WHAT TO PRODUCE: Return a copy of every line in the records that includes the word "tương".

SOURCE MATERIAL:
-- start --

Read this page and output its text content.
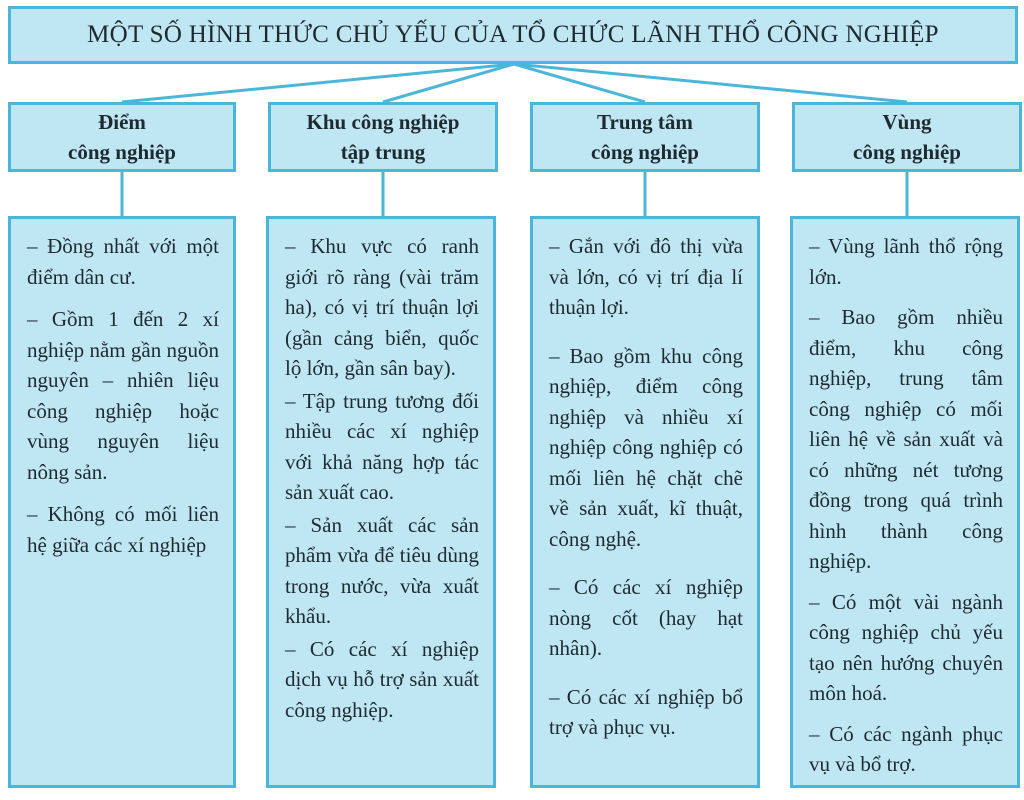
MỘT SỐ HÌNH THỨC CHỦ YẾU CỦA TỔ CHỨC LÃNH THỔ CÔNG NGHIỆP
Điểm
công nghiệp
Khu công nghiệp
tập trung
Trung tâm
công nghiệp
Vùng
công nghiệp

– Đồng nhất với một điểm dân cư.

– Gồm 1 đến 2 xí nghiệp nằm gần nguồn nguyên – nhiên liệu công nghiệp hoặc vùng nguyên liệu nông sản.

– Không có mối liên hệ giữa các xí nghiệp

– Khu vực có ranh giới rõ ràng (vài trăm ha), có vị trí thuận lợi (gần cảng biển, quốc lộ lớn, gần sân bay).

– Tập trung tương đối nhiều các xí nghiệp với khả năng hợp tác sản xuất cao.

– Sản xuất các sản phẩm vừa để tiêu dùng trong nước, vừa xuất khẩu.

– Có các xí nghiệp dịch vụ hỗ trợ sản xuất công nghiệp.

– Gắn với đô thị vừa và lớn, có vị trí địa lí thuận lợi.

– Bao gồm khu công nghiệp, điểm công nghiệp và nhiều xí nghiệp công nghiệp có mối liên hệ chặt chẽ về sản xuất, kĩ thuật, công nghệ.

– Có các xí nghiệp nòng cốt (hay hạt nhân).

– Có các xí nghiệp bổ trợ và phục vụ.

– Vùng lãnh thổ rộng lớn.

– Bao gồm nhiều điểm, khu công nghiệp, trung tâm công nghiệp có mối liên hệ về sản xuất và có những nét tương đồng trong quá trình hình thành công nghiệp.

– Có một vài ngành công nghiệp chủ yếu tạo nên hướng chuyên môn hoá.

– Có các ngành phục vụ và bổ trợ.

-- end --

REPLY:
– Tập trung tương đối nhiều các xí nghiệp với khả năng hợp tác sản xuất cao.
– Bao gồm nhiều điểm, khu công nghiệp, trung tâm công nghiệp có mối liên hệ về sản xuất và có những nét tương đồng trong quá trình hình thành công nghiệp.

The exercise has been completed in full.